→ **What to produce**
Write each record again exactly as it stands.

→ **The input**
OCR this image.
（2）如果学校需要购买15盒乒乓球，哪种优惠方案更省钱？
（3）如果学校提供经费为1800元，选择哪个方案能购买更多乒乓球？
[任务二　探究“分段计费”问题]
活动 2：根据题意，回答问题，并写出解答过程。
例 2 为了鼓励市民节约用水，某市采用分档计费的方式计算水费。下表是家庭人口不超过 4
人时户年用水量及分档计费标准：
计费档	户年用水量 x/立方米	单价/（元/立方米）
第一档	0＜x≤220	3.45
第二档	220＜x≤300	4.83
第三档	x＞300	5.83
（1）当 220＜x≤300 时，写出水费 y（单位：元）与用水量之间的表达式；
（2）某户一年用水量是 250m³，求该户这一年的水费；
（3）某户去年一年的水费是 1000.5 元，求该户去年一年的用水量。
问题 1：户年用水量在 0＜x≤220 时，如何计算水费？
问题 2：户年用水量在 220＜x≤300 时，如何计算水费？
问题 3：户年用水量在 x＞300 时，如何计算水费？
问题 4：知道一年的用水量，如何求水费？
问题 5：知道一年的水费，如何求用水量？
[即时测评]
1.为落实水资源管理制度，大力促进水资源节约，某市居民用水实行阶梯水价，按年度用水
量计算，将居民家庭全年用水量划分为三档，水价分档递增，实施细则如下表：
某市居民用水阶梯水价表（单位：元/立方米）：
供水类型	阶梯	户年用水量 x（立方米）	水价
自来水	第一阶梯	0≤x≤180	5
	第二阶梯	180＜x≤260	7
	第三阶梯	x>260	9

→ **Answer to the task**
OCR this image.
（2）如果学校需要购买15盒乒乓球，哪种优惠方案更省钱？
（3）如果学校提供经费为1800元，选择哪个方案能购买更多乒乓球？
[任务二　探究“分段计费”问题]
活动 2：根据题意，回答问题，并写出解答过程。
例 2 为了鼓励市民节约用水，某市采用分档计费的方式计算水费。下表是家庭人口不超过 4
人时户年用水量及分档计费标准：
计费档	户年用水量 x/立方米	单价/（元/立方米）
第一档	0＜x≤220	3.45
第二档	220＜x≤300	4.83
第三档	x＞300	5.83
（1）当 220＜x≤300 时，写出水费 y（单位：元）与用水量之间的表达式；
（2）某户一年用水量是 250m³，求该户这一年的水费；
（3）某户去年一年的水费是 1000.5 元，求该户去年一年的用水量。
问题 1：户年用水量在 0＜x≤220 时，如何计算水费？
问题 2：户年用水量在 220＜x≤300 时，如何计算水费？
问题 3：户年用水量在 x＞300 时，如何计算水费？
问题 4：知道一年的用水量，如何求水费？
问题 5：知道一年的水费，如何求用水量？
[即时测评]
1.为落实水资源管理制度，大力促进水资源节约，某市居民用水实行阶梯水价，按年度用水
量计算，将居民家庭全年用水量划分为三档，水价分档递增，实施细则如下表：
某市居民用水阶梯水价表（单位：元/立方米）：
供水类型	阶梯	户年用水量 x（立方米）	水价
自来水	第一阶梯	0≤x≤180	5
	第二阶梯	180＜x≤260	7
	第三阶梯	x>260	9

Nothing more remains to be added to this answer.